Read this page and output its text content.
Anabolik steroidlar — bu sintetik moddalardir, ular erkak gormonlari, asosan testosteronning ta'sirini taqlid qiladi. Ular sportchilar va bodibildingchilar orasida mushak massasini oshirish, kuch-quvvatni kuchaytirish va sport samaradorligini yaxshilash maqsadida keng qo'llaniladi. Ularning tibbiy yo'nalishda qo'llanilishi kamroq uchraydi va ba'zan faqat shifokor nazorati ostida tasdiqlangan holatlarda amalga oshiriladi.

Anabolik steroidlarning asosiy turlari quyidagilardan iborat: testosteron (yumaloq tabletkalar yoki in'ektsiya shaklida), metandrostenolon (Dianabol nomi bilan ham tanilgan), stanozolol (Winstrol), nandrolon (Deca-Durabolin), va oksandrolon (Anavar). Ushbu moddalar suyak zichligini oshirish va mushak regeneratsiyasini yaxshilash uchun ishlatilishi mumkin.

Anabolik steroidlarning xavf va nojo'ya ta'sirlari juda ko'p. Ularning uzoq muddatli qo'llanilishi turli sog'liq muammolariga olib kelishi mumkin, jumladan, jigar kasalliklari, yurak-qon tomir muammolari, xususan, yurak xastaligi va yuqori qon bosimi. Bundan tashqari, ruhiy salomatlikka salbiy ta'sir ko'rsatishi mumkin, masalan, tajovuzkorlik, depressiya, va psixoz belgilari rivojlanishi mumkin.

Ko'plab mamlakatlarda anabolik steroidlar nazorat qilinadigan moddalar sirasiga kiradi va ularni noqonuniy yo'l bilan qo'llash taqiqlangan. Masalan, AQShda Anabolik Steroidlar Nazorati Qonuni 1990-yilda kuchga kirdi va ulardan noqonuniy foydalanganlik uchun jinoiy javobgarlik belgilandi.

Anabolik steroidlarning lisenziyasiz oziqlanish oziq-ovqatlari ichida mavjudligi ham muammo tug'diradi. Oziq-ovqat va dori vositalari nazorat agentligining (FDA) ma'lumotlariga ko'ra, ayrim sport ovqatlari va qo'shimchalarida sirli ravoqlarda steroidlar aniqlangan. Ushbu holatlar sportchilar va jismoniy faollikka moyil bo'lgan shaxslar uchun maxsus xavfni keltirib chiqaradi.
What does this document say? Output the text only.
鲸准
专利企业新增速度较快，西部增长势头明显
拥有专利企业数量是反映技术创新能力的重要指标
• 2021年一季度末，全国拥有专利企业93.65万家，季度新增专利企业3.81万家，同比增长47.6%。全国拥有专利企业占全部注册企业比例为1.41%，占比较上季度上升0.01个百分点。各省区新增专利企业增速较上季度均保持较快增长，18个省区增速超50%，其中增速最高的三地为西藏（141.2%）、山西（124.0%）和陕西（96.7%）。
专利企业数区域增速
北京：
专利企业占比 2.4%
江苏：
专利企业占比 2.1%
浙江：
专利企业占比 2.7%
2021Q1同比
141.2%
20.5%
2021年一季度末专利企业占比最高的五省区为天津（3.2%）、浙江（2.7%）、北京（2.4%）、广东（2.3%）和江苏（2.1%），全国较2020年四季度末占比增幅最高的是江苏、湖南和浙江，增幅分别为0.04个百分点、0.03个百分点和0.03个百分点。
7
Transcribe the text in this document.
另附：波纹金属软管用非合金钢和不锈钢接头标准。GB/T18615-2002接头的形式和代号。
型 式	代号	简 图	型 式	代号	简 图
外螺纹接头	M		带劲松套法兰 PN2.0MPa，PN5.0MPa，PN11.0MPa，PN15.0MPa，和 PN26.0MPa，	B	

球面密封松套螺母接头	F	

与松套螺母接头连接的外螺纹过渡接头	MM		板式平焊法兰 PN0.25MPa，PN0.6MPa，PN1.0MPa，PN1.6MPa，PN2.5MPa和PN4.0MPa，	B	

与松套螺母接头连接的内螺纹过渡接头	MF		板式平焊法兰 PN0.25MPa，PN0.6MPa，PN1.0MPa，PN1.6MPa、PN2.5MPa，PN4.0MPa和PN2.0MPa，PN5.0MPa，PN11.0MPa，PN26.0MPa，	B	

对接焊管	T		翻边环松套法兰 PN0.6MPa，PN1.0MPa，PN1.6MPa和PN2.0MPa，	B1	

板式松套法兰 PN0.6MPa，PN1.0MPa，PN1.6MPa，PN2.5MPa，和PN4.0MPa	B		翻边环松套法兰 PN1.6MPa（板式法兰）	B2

◇ ◇ ◇ ◇ ◇ ◇ ◇

WHAT TO WORK ON:
Search the records above for "text". Copy each line where it is found.

RESULT:
Read this page and output its text content.
What does this document say? Output the text only.
Transcribe the text in this document.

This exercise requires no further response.